### YOUR GOAL:
All lines holding the string "amount" are to be shown.
----
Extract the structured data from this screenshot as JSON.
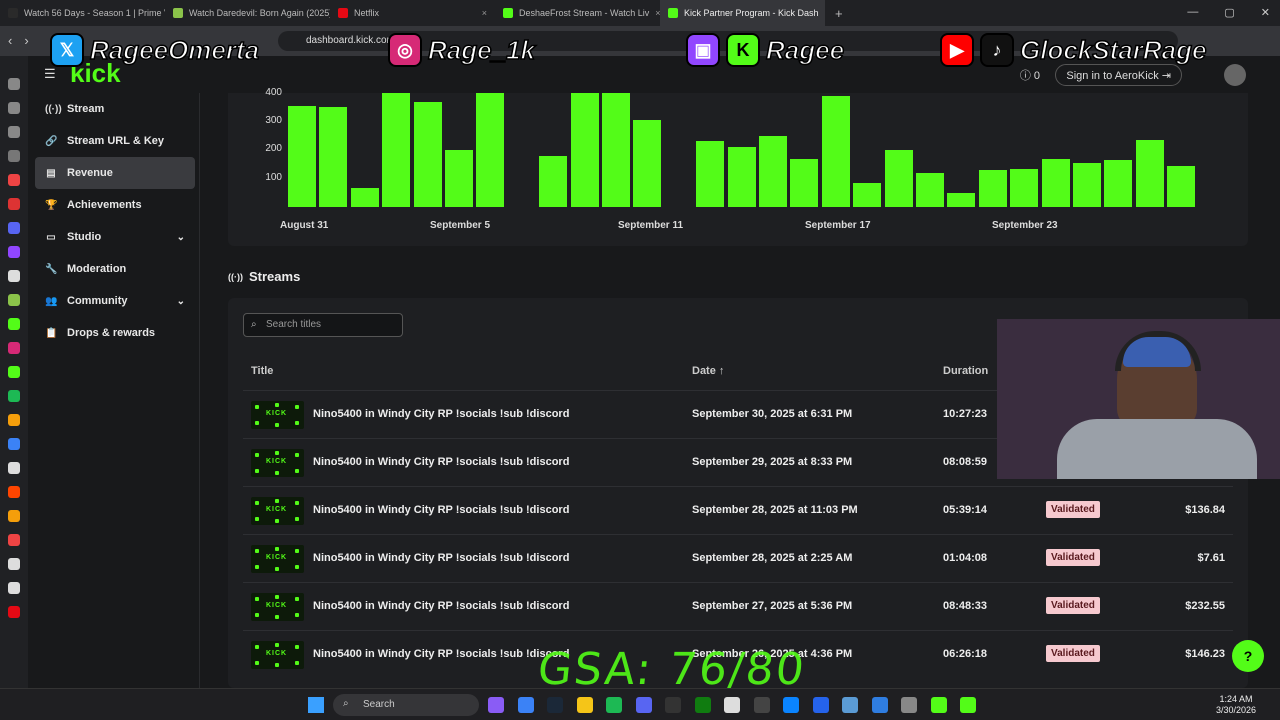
{
  "browser": {
    "tabs": [
      {
        "label": "Watch 56 Days - Season 1 | Prime Vi",
        "color": "#2a2a2a"
      },
      {
        "label": "Watch Daredevil: Born Again (2025) |",
        "color": "#8bc34a"
      },
      {
        "label": "Netflix",
        "color": "#e50914"
      },
      {
        "label": "DeshaeFrost Stream - Watch Liv",
        "color": "#53fc18"
      },
      {
        "label": "Kick Partner Program - Kick Dash",
        "color": "#53fc18"
      }
    ],
    "url": "dashboard.kick.com"
  },
  "overlay": {
    "x_handle": "RageeOmerta",
    "instagram_handle": "Rage_1k",
    "kick_handle": "Ragee",
    "youtube_handle": "GlockStarRage",
    "gsa_text": "GSA: 76/80"
  },
  "header": {
    "signin_label": "Sign in to AeroKick",
    "notif_count": "0"
  },
  "sidebar": {
    "items": [
      {
        "label": "Stream",
        "icon": "((·))"
      },
      {
        "label": "Stream URL & Key",
        "icon": "🔗"
      },
      {
        "label": "Revenue",
        "icon": "▤"
      },
      {
        "label": "Achievements",
        "icon": "🏆"
      },
      {
        "label": "Studio",
        "icon": "▭",
        "chevron": "⌄"
      },
      {
        "label": "Moderation",
        "icon": "🔧"
      },
      {
        "label": "Community",
        "icon": "👥",
        "chevron": "⌄"
      },
      {
        "label": "Drops & rewards",
        "icon": "📋"
      }
    ]
  },
  "chart_data": {
    "type": "bar",
    "y_ticks": [
      "400",
      "300",
      "200",
      "100"
    ],
    "x_ticks": [
      "August 31",
      "September 5",
      "September 11",
      "September 17",
      "September 23"
    ],
    "values": [
      355,
      350,
      65,
      405,
      370,
      200,
      405,
      0,
      180,
      405,
      405,
      305,
      0,
      230,
      210,
      250,
      170,
      390,
      85,
      200,
      120,
      50,
      130,
      135,
      170,
      155,
      165,
      235,
      145
    ],
    "ylim": [
      0,
      420
    ],
    "color": "#53fc18"
  },
  "streams": {
    "heading": "Streams",
    "search_placeholder": "Search titles",
    "columns": {
      "title": "Title",
      "date": "Date",
      "sort_arrow": "↑",
      "duration": "Duration"
    },
    "rows": [
      {
        "title": "Nino5400 in Windy City RP !socials !sub !discord",
        "date": "September 30, 2025 at 6:31 PM",
        "duration": "10:27:23",
        "status": "",
        "amount": ""
      },
      {
        "title": "Nino5400 in Windy City RP !socials !sub !discord",
        "date": "September 29, 2025 at 8:33 PM",
        "duration": "08:08:59",
        "status": "",
        "amount": ""
      },
      {
        "title": "Nino5400 in Windy City RP !socials !sub !discord",
        "date": "September 28, 2025 at 11:03 PM",
        "duration": "05:39:14",
        "status": "Validated",
        "amount": "$136.84"
      },
      {
        "title": "Nino5400 in Windy City RP !socials !sub !discord",
        "date": "September 28, 2025 at 2:25 AM",
        "duration": "01:04:08",
        "status": "Validated",
        "amount": "$7.61"
      },
      {
        "title": "Nino5400 in Windy City RP !socials !sub !discord",
        "date": "September 27, 2025 at 5:36 PM",
        "duration": "08:48:33",
        "status": "Validated",
        "amount": "$232.55"
      },
      {
        "title": "Nino5400 in Windy City RP !socials !sub !discord",
        "date": "September 26, 2025 at 4:36 PM",
        "duration": "06:26:18",
        "status": "Validated",
        "amount": "$146.23"
      }
    ],
    "thumb_text": "KICK"
  },
  "taskbar": {
    "search_label": "Search",
    "time": "1:24 AM",
    "date": "3/30/2026"
  }
}
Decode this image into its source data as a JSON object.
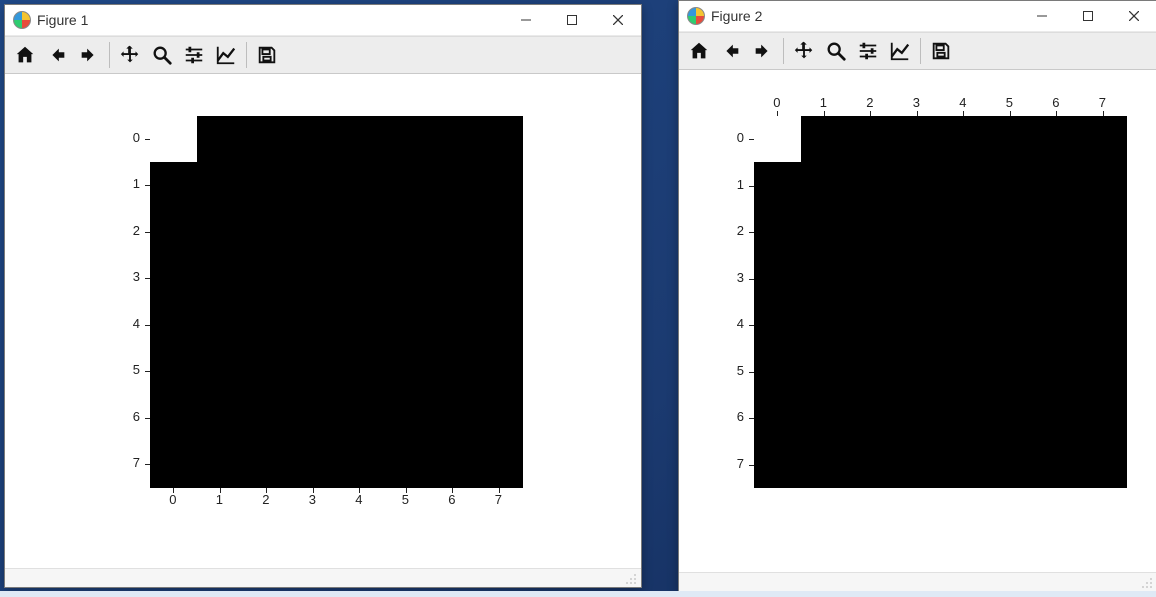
----
### THE RESPONSE:
        "amount": ""
        "amount": ""
        "amount": "$136.84"
        "amount": "$7.61"
        "amount": "$232.55"
        "amount": "$146.23"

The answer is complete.